Recorded data
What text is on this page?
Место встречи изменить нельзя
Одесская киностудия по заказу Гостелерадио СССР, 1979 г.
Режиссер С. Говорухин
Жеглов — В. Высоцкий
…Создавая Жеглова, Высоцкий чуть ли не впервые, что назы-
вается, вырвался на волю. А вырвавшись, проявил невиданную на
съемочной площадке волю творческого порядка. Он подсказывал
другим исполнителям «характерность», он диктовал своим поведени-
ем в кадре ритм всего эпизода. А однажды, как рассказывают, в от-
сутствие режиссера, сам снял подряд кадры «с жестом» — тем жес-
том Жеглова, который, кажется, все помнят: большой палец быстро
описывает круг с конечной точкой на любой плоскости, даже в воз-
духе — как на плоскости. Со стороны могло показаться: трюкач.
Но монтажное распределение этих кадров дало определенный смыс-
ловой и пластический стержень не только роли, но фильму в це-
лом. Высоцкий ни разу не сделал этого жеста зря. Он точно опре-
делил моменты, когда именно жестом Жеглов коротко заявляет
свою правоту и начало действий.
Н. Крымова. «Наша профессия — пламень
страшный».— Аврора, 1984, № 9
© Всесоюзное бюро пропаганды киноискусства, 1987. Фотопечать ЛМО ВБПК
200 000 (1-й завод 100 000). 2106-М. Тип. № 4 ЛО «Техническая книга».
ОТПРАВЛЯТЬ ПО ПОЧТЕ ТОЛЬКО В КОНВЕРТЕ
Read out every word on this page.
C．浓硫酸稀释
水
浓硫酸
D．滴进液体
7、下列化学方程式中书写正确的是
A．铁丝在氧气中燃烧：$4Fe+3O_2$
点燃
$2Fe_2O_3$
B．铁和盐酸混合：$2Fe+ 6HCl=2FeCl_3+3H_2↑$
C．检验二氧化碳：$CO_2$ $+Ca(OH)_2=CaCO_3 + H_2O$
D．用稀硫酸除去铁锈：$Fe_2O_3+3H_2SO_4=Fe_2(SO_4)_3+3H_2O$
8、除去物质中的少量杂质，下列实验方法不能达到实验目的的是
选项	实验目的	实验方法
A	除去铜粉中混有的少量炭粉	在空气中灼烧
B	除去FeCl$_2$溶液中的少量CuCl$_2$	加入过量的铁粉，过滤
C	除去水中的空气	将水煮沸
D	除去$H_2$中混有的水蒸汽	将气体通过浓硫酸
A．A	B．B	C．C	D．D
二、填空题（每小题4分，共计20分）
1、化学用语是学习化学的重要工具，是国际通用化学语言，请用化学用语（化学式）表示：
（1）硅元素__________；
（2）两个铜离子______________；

* _YOUR TASK_:
Copy the material above verbatim.

* _WRITTEN RESPONSE_:
What text is on this page?
Место встречи изменить нельзя
Одесская киностудия по заказу Гостелерадио СССР, 1979 г.
Режиссер С. Говорухин
Жеглов — В. Высоцкий
…Создавая Жеглова, Высоцкий чуть ли не впервые, что назы-
вается, вырвался на волю. А вырвавшись, проявил невиданную на
съемочной площадке волю творческого порядка. Он подсказывал
другим исполнителям «характерность», он диктовал своим поведени-
ем в кадре ритм всего эпизода. А однажды, как рассказывают, в от-
сутствие режиссера, сам снял подряд кадры «с жестом» — тем жес-
том Жеглова, который, кажется, все помнят: большой палец быстро
описывает круг с конечной точкой на любой плоскости, даже в воз-
духе — как на плоскости. Со стороны могло показаться: трюкач.
Но монтажное распределение этих кадров дало определенный смыс-
ловой и пластический стержень не только роли, но фильму в це-
лом. Высоцкий ни разу не сделал этого жеста зря. Он точно опре-
делил моменты, когда именно жестом Жеглов коротко заявляет
свою правоту и начало действий.
Н. Крымова. «Наша профессия — пламень
страшный».— Аврора, 1984, № 9
© Всесоюзное бюро пропаганды киноискусства, 1987. Фотопечать ЛМО ВБПК
200 000 (1-й завод 100 000). 2106-М. Тип. № 4 ЛО «Техническая книга».
ОТПРАВЛЯТЬ ПО ПОЧТЕ ТОЛЬКО В КОНВЕРТЕ
Read out every word on this page.
C．浓硫酸稀释
水
浓硫酸
D．滴进液体
7、下列化学方程式中书写正确的是
A．铁丝在氧气中燃烧：$4Fe+3O_2$
点燃
$2Fe_2O_3$
B．铁和盐酸混合：$2Fe+ 6HCl=2FeCl_3+3H_2↑$
C．检验二氧化碳：$CO_2$ $+Ca(OH)_2=CaCO_3 + H_2O$
D．用稀硫酸除去铁锈：$Fe_2O_3+3H_2SO_4=Fe_2(SO_4)_3+3H_2O$
8、除去物质中的少量杂质，下列实验方法不能达到实验目的的是
选项	实验目的	实验方法
A	除去铜粉中混有的少量炭粉	在空气中灼烧
B	除去FeCl$_2$溶液中的少量CuCl$_2$	加入过量的铁粉，过滤
C	除去水中的空气	将水煮沸
D	除去$H_2$中混有的水蒸汽	将气体通过浓硫酸
A．A	B．B	C．C	D．D
二、填空题（每小题4分，共计20分）
1、化学用语是学习化学的重要工具，是国际通用化学语言，请用化学用语（化学式）表示：
（1）硅元素__________；
（2）两个铜离子______________；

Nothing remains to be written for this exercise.